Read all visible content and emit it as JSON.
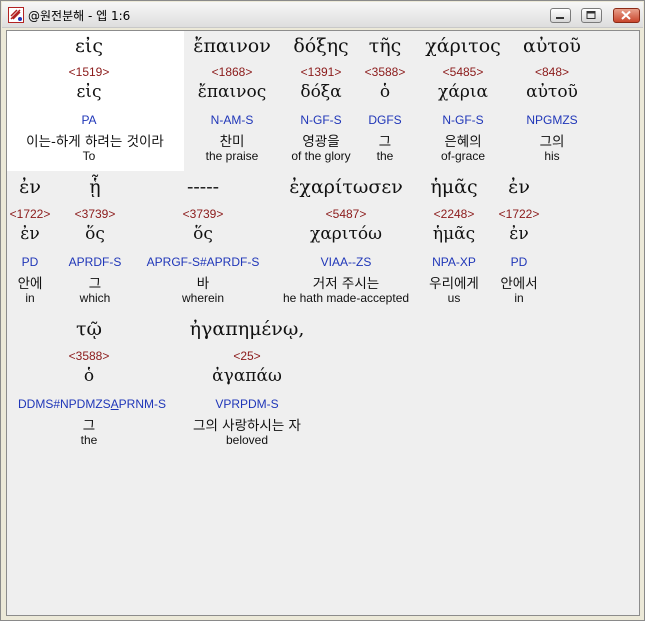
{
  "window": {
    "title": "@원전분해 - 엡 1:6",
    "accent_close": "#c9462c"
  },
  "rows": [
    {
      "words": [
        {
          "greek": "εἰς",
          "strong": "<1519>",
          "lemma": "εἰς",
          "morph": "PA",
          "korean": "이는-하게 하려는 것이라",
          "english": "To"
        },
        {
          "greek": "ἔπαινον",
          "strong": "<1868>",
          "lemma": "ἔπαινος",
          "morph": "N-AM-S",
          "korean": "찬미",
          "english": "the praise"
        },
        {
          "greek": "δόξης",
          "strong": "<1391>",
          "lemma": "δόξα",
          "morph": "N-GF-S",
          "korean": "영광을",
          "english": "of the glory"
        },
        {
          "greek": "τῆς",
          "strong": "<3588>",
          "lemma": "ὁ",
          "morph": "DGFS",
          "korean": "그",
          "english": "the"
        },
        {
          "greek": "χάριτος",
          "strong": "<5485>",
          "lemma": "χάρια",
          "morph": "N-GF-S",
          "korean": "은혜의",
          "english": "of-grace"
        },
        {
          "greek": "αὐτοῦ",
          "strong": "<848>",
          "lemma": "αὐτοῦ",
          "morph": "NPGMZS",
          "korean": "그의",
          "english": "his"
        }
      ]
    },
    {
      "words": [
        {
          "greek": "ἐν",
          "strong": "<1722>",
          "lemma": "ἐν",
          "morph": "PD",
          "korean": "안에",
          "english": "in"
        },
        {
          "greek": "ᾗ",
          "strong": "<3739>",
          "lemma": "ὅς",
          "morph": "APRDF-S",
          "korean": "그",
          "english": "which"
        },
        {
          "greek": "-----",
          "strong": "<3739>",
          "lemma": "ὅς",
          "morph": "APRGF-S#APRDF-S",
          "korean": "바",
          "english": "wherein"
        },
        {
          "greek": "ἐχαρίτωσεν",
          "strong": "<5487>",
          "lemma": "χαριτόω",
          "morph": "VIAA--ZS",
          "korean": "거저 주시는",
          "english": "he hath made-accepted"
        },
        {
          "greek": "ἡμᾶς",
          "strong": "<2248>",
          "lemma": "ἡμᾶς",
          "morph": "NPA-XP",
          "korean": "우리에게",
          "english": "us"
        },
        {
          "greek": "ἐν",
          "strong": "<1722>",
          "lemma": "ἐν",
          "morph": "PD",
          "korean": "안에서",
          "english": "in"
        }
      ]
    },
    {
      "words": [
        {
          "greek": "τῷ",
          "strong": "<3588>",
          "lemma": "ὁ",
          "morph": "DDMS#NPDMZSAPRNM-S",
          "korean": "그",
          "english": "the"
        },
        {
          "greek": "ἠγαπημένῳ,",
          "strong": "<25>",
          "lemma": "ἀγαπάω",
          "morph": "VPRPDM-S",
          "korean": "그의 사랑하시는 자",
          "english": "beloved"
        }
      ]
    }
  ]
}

= = = =

■ TASK STATEMENT ■
Your task is to return the entries above exactly, with no pictures.

■ CORRECT OUTPUT ■
Read all visible content and emit it as JSON.
{
  "window": {
    "title": "@원전분해 - 엡 1:6",
    "accent_close": "#c9462c"
  },
  "rows": [
    {
      "words": [
        {
          "greek": "εἰς",
          "strong": "<1519>",
          "lemma": "εἰς",
          "morph": "PA",
          "korean": "이는-하게 하려는 것이라",
          "english": "To"
        },
        {
          "greek": "ἔπαινον",
          "strong": "<1868>",
          "lemma": "ἔπαινος",
          "morph": "N-AM-S",
          "korean": "찬미",
          "english": "the praise"
        },
        {
          "greek": "δόξης",
          "strong": "<1391>",
          "lemma": "δόξα",
          "morph": "N-GF-S",
          "korean": "영광을",
          "english": "of the glory"
        },
        {
          "greek": "τῆς",
          "strong": "<3588>",
          "lemma": "ὁ",
          "morph": "DGFS",
          "korean": "그",
          "english": "the"
        },
        {
          "greek": "χάριτος",
          "strong": "<5485>",
          "lemma": "χάρια",
          "morph": "N-GF-S",
          "korean": "은혜의",
          "english": "of-grace"
        },
        {
          "greek": "αὐτοῦ",
          "strong": "<848>",
          "lemma": "αὐτοῦ",
          "morph": "NPGMZS",
          "korean": "그의",
          "english": "his"
        }
      ]
    },
    {
      "words": [
        {
          "greek": "ἐν",
          "strong": "<1722>",
          "lemma": "ἐν",
          "morph": "PD",
          "korean": "안에",
          "english": "in"
        },
        {
          "greek": "ᾗ",
          "strong": "<3739>",
          "lemma": "ὅς",
          "morph": "APRDF-S",
          "korean": "그",
          "english": "which"
        },
        {
          "greek": "-----",
          "strong": "<3739>",
          "lemma": "ὅς",
          "morph": "APRGF-S#APRDF-S",
          "korean": "바",
          "english": "wherein"
        },
        {
          "greek": "ἐχαρίτωσεν",
          "strong": "<5487>",
          "lemma": "χαριτόω",
          "morph": "VIAA--ZS",
          "korean": "거저 주시는",
          "english": "he hath made-accepted"
        },
        {
          "greek": "ἡμᾶς",
          "strong": "<2248>",
          "lemma": "ἡμᾶς",
          "morph": "NPA-XP",
          "korean": "우리에게",
          "english": "us"
        },
        {
          "greek": "ἐν",
          "strong": "<1722>",
          "lemma": "ἐν",
          "morph": "PD",
          "korean": "안에서",
          "english": "in"
        }
      ]
    },
    {
      "words": [
        {
          "greek": "τῷ",
          "strong": "<3588>",
          "lemma": "ὁ",
          "morph": "DDMS#NPDMZSAPRNM-S",
          "korean": "그",
          "english": "the"
        },
        {
          "greek": "ἠγαπημένῳ,",
          "strong": "<25>",
          "lemma": "ἀγαπάω",
          "morph": "VPRPDM-S",
          "korean": "그의 사랑하시는 자",
          "english": "beloved"
        }
      ]
    }
  ]
}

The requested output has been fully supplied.